Your task is to copy the lines from the line containing "Give me the" through the end of the listing below, both included, without any pictures.

[start SUPPLIED MATERIAL]

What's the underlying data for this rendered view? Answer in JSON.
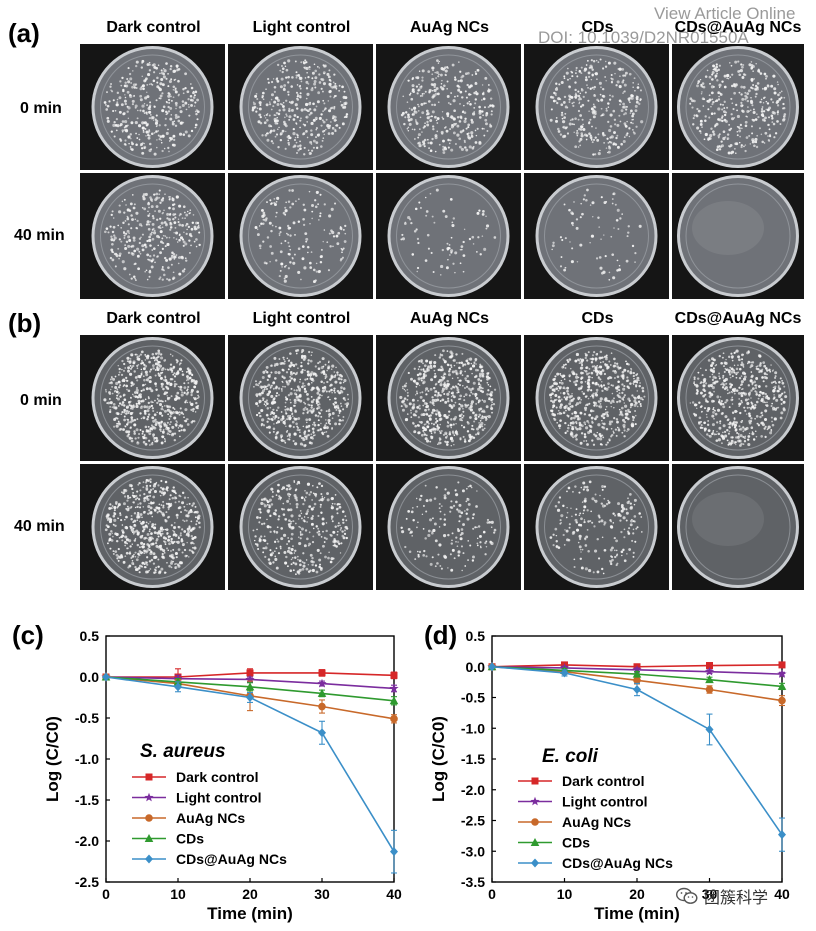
{
  "watermark": {
    "line1": "View Article Online",
    "line2": "DOI: 10.1039/D2NR01550A"
  },
  "social_badge": {
    "icon": "wechat-icon",
    "text": "团簇科学"
  },
  "photo_panels": [
    {
      "label": "(a)",
      "columns": [
        "Dark control",
        "Light control",
        "AuAg NCs",
        "CDs",
        "CDs@AuAg NCs"
      ],
      "rows": [
        "0 min",
        "40 min"
      ],
      "colony_level": [
        [
          0.55,
          0.55,
          0.5,
          0.5,
          0.55
        ],
        [
          0.5,
          0.25,
          0.12,
          0.12,
          0.0
        ]
      ],
      "plate_tone": "#6f7278"
    },
    {
      "label": "(b)",
      "columns": [
        "Dark control",
        "Light control",
        "AuAg NCs",
        "CDs",
        "CDs@AuAg NCs"
      ],
      "rows": [
        "0 min",
        "40 min"
      ],
      "colony_level": [
        [
          0.9,
          0.85,
          0.85,
          0.85,
          0.8
        ],
        [
          0.85,
          0.55,
          0.25,
          0.3,
          0.0
        ]
      ],
      "plate_tone": "#5f6266"
    }
  ],
  "chart_data": [
    {
      "label": "(c)",
      "type": "line",
      "annotation": "S. aureus",
      "xlabel": "Time (min)",
      "ylabel": "Log (C/C0)",
      "xlim": [
        0,
        40
      ],
      "ylim": [
        -2.5,
        0.5
      ],
      "xticks": [
        "0",
        "10",
        "20",
        "30",
        "40"
      ],
      "yticks": [
        "0.5",
        "0.0",
        "-0.5",
        "-1.0",
        "-1.5",
        "-2.0",
        "-2.5"
      ],
      "x": [
        0,
        10,
        20,
        30,
        40
      ],
      "legend_position": "bottom-left",
      "series": [
        {
          "name": "Dark control",
          "color": "#d62728",
          "marker": "square",
          "values": [
            0,
            0.0,
            0.05,
            0.05,
            0.02
          ],
          "errors": [
            0,
            0.1,
            0.05,
            0.04,
            0.04
          ]
        },
        {
          "name": "Light control",
          "color": "#7b2d9e",
          "marker": "star",
          "values": [
            0,
            -0.02,
            -0.03,
            -0.08,
            -0.14
          ],
          "errors": [
            0,
            0.04,
            0.03,
            0.03,
            0.04
          ]
        },
        {
          "name": "AuAg NCs",
          "color": "#c8692a",
          "marker": "circle",
          "values": [
            0,
            -0.08,
            -0.23,
            -0.36,
            -0.51
          ],
          "errors": [
            0,
            0.05,
            0.18,
            0.08,
            0.05
          ]
        },
        {
          "name": "CDs",
          "color": "#2f9a2f",
          "marker": "triangle",
          "values": [
            0,
            -0.06,
            -0.12,
            -0.2,
            -0.29
          ],
          "errors": [
            0,
            0.04,
            0.05,
            0.04,
            0.05
          ]
        },
        {
          "name": "CDs@AuAg NCs",
          "color": "#3b8fc8",
          "marker": "diamond",
          "values": [
            0,
            -0.12,
            -0.25,
            -0.68,
            -2.13
          ],
          "errors": [
            0,
            0.06,
            0.06,
            0.14,
            0.26
          ]
        }
      ]
    },
    {
      "label": "(d)",
      "type": "line",
      "annotation": "E. coli",
      "xlabel": "Time (min)",
      "ylabel": "Log (C/C0)",
      "xlim": [
        0,
        40
      ],
      "ylim": [
        -3.5,
        0.5
      ],
      "xticks": [
        "0",
        "10",
        "20",
        "30",
        "40"
      ],
      "yticks": [
        "0.5",
        "0.0",
        "-0.5",
        "-1.0",
        "-1.5",
        "-2.0",
        "-2.5",
        "-3.0",
        "-3.5"
      ],
      "x": [
        0,
        10,
        20,
        30,
        40
      ],
      "legend_position": "bottom-left",
      "series": [
        {
          "name": "Dark control",
          "color": "#d62728",
          "marker": "square",
          "values": [
            0,
            0.03,
            0.0,
            0.02,
            0.03
          ],
          "errors": [
            0,
            0.03,
            0.03,
            0.03,
            0.03
          ]
        },
        {
          "name": "Light control",
          "color": "#7b2d9e",
          "marker": "star",
          "values": [
            0,
            -0.02,
            -0.05,
            -0.08,
            -0.12
          ],
          "errors": [
            0,
            0.03,
            0.03,
            0.03,
            0.03
          ]
        },
        {
          "name": "AuAg NCs",
          "color": "#c8692a",
          "marker": "circle",
          "values": [
            0,
            -0.08,
            -0.22,
            -0.37,
            -0.55
          ],
          "errors": [
            0,
            0.04,
            0.06,
            0.06,
            0.08
          ]
        },
        {
          "name": "CDs",
          "color": "#2f9a2f",
          "marker": "triangle",
          "values": [
            0,
            -0.06,
            -0.12,
            -0.21,
            -0.32
          ],
          "errors": [
            0,
            0.03,
            0.04,
            0.04,
            0.05
          ]
        },
        {
          "name": "CDs@AuAg NCs",
          "color": "#3b8fc8",
          "marker": "diamond",
          "values": [
            0,
            -0.1,
            -0.37,
            -1.02,
            -2.73
          ],
          "errors": [
            0,
            0.05,
            0.1,
            0.25,
            0.27
          ]
        }
      ]
    }
  ]
}
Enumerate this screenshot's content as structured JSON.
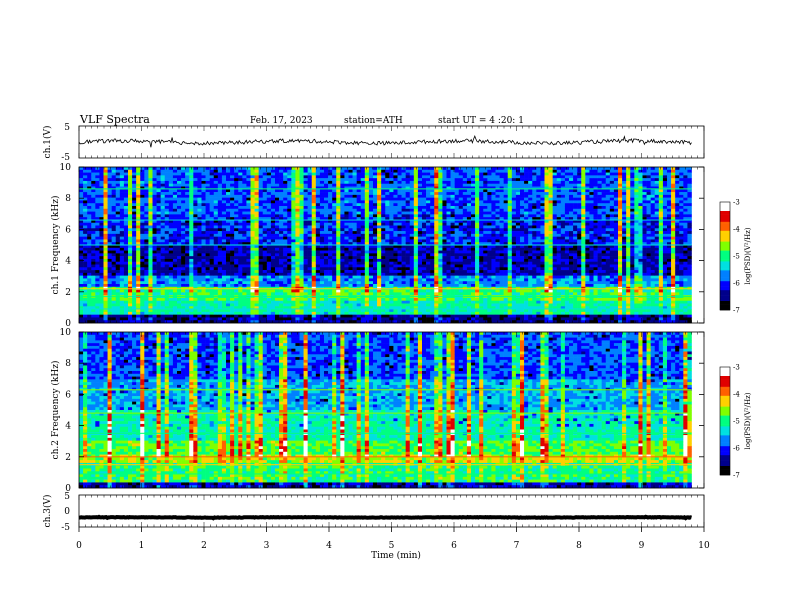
{
  "header": {
    "title": "VLF Spectra",
    "date": "Feb. 17, 2023",
    "station": "station=ATH",
    "start": "start UT =  4 :20: 1"
  },
  "chart_data": [
    {
      "type": "line",
      "name": "ch1-waveform",
      "ylabel": "ch.1(V)",
      "ylim": [
        -5,
        5
      ],
      "yticks": [
        "5",
        "-5"
      ],
      "xlim": [
        0,
        10
      ],
      "trace_level": 0
    },
    {
      "type": "heatmap",
      "name": "ch1-spectrogram",
      "ylabel": "ch.1  Frequency  (kHz)",
      "ylim": [
        0,
        10
      ],
      "yticks": [
        "0",
        "2",
        "4",
        "6",
        "8",
        "10"
      ],
      "xlim": [
        0,
        10
      ],
      "data_end_min": 9.8,
      "colorbar": {
        "label": "log(PSD)(V²/Hz)",
        "range": [
          -7,
          -3
        ],
        "ticks": [
          "-3",
          "-4",
          "-5",
          "-6",
          "-7"
        ],
        "colors": [
          "#000000",
          "#00008b",
          "#0000ff",
          "#0080ff",
          "#00e0e0",
          "#00ff80",
          "#80ff00",
          "#ffd000",
          "#ff6000",
          "#e00000",
          "#ffffff"
        ]
      }
    },
    {
      "type": "heatmap",
      "name": "ch2-spectrogram",
      "ylabel": "ch.2  Frequency  (kHz)",
      "ylim": [
        0,
        10
      ],
      "yticks": [
        "0",
        "2",
        "4",
        "6",
        "8",
        "10"
      ],
      "xlim": [
        0,
        10
      ],
      "data_end_min": 9.8,
      "colorbar": {
        "label": "log(PSD)(V²/Hz)",
        "range": [
          -7,
          -3
        ],
        "ticks": [
          "-3",
          "-4",
          "-5",
          "-6",
          "-7"
        ]
      }
    },
    {
      "type": "line",
      "name": "ch3-waveform",
      "ylabel": "ch.3(V)",
      "ylim": [
        -5,
        5
      ],
      "yticks": [
        "5",
        "0",
        "-5"
      ],
      "xlim": [
        0,
        10
      ],
      "trace_level": -2
    }
  ],
  "xaxis": {
    "label": "Time  (min)",
    "ticks": [
      "0",
      "1",
      "2",
      "3",
      "4",
      "5",
      "6",
      "7",
      "8",
      "9",
      "10"
    ],
    "range": [
      0,
      10
    ]
  }
}
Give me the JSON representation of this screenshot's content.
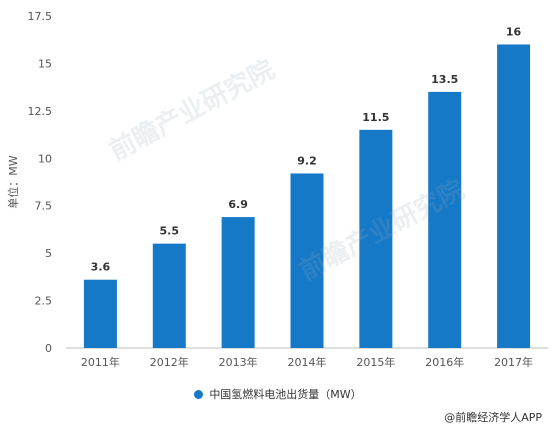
{
  "chart_data": {
    "type": "bar",
    "categories": [
      "2011年",
      "2012年",
      "2013年",
      "2014年",
      "2015年",
      "2016年",
      "2017年"
    ],
    "values": [
      3.6,
      5.5,
      6.9,
      9.2,
      11.5,
      13.5,
      16
    ],
    "value_labels": [
      "3.6",
      "5.5",
      "6.9",
      "9.2",
      "11.5",
      "13.5",
      "16"
    ],
    "yticks": [
      0,
      2.5,
      5,
      7.5,
      10,
      12.5,
      15,
      17.5
    ],
    "ytick_labels": [
      "0",
      "2.5",
      "5",
      "7.5",
      "10",
      "12.5",
      "15",
      "17.5"
    ],
    "ylim": [
      0,
      17.5
    ],
    "ylabel": "单位：MW",
    "xlabel": "",
    "title": "",
    "grid": false,
    "legend_position": "bottom",
    "series": [
      {
        "name": "中国氢燃料电池出货量（MW）",
        "color": "#1679c8"
      }
    ]
  },
  "watermark": "前瞻产业研究院",
  "footer": {
    "source": "@前瞻经济学人APP"
  }
}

[end SUPPLIED MATERIAL]

THE OUTPUT
Give me the JSON representation of this screenshot's content.
{
  "chart_data": {
    "type": "bar",
    "categories": [
      "2011年",
      "2012年",
      "2013年",
      "2014年",
      "2015年",
      "2016年",
      "2017年"
    ],
    "values": [
      3.6,
      5.5,
      6.9,
      9.2,
      11.5,
      13.5,
      16
    ],
    "value_labels": [
      "3.6",
      "5.5",
      "6.9",
      "9.2",
      "11.5",
      "13.5",
      "16"
    ],
    "yticks": [
      0,
      2.5,
      5,
      7.5,
      10,
      12.5,
      15,
      17.5
    ],
    "ytick_labels": [
      "0",
      "2.5",
      "5",
      "7.5",
      "10",
      "12.5",
      "15",
      "17.5"
    ],
    "ylim": [
      0,
      17.5
    ],
    "ylabel": "单位：MW",
    "xlabel": "",
    "title": "",
    "grid": false,
    "legend_position": "bottom",
    "series": [
      {
        "name": "中国氢燃料电池出货量（MW）",
        "color": "#1679c8"
      }
    ]
  },
  "watermark": "前瞻产业研究院",
  "footer": {
    "source": "@前瞻经济学人APP"
  }
}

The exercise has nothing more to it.